◆ **WHAT YOU SHOULD DO**
Determine how many lines hold "coordinate" and give only that number.

◆ **THE INPUT**
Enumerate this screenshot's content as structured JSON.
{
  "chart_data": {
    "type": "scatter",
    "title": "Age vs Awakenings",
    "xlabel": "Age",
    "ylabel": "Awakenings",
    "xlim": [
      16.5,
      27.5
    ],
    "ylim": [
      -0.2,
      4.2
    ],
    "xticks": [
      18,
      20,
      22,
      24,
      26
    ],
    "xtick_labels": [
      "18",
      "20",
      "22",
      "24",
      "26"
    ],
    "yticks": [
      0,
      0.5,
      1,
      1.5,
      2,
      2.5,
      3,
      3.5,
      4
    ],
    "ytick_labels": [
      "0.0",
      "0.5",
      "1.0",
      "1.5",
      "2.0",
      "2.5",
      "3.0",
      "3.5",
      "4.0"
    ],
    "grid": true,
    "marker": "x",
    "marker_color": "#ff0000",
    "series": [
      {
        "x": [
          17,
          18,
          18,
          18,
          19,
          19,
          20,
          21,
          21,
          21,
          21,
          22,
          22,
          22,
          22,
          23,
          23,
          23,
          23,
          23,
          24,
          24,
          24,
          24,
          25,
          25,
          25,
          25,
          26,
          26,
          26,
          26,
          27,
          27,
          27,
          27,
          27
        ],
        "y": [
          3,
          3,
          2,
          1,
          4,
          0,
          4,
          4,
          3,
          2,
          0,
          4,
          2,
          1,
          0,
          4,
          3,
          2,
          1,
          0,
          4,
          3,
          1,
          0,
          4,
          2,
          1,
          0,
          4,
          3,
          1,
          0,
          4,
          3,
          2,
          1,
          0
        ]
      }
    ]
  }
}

* * *

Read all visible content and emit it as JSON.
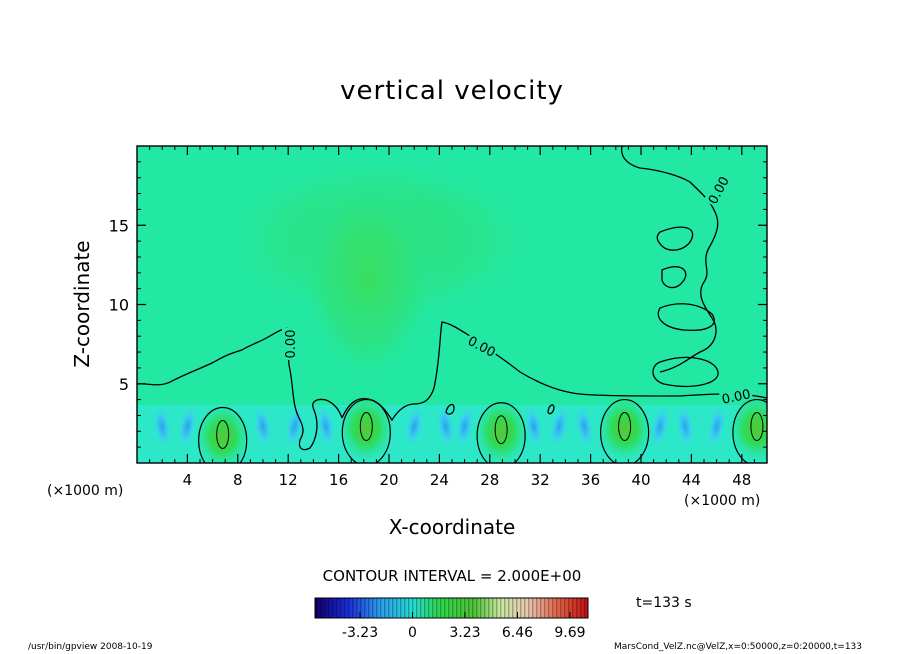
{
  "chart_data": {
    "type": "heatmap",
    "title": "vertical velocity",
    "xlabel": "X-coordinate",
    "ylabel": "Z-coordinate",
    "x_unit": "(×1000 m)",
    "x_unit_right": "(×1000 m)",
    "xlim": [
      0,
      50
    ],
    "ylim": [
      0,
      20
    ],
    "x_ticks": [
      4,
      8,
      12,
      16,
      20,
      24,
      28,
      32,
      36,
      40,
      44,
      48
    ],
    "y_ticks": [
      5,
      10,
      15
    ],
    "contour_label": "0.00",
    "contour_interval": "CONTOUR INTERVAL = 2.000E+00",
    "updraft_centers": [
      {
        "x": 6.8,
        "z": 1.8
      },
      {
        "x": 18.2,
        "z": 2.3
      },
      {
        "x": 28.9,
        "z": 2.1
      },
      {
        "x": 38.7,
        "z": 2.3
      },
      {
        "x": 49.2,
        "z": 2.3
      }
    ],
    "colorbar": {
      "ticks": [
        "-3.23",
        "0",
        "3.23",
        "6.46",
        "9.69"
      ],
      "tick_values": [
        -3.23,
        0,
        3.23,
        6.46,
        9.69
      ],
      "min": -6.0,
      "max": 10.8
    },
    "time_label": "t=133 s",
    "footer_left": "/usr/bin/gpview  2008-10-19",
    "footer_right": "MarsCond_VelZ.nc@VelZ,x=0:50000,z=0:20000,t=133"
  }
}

◆ **OUTPUT FOR THIS TASK**
2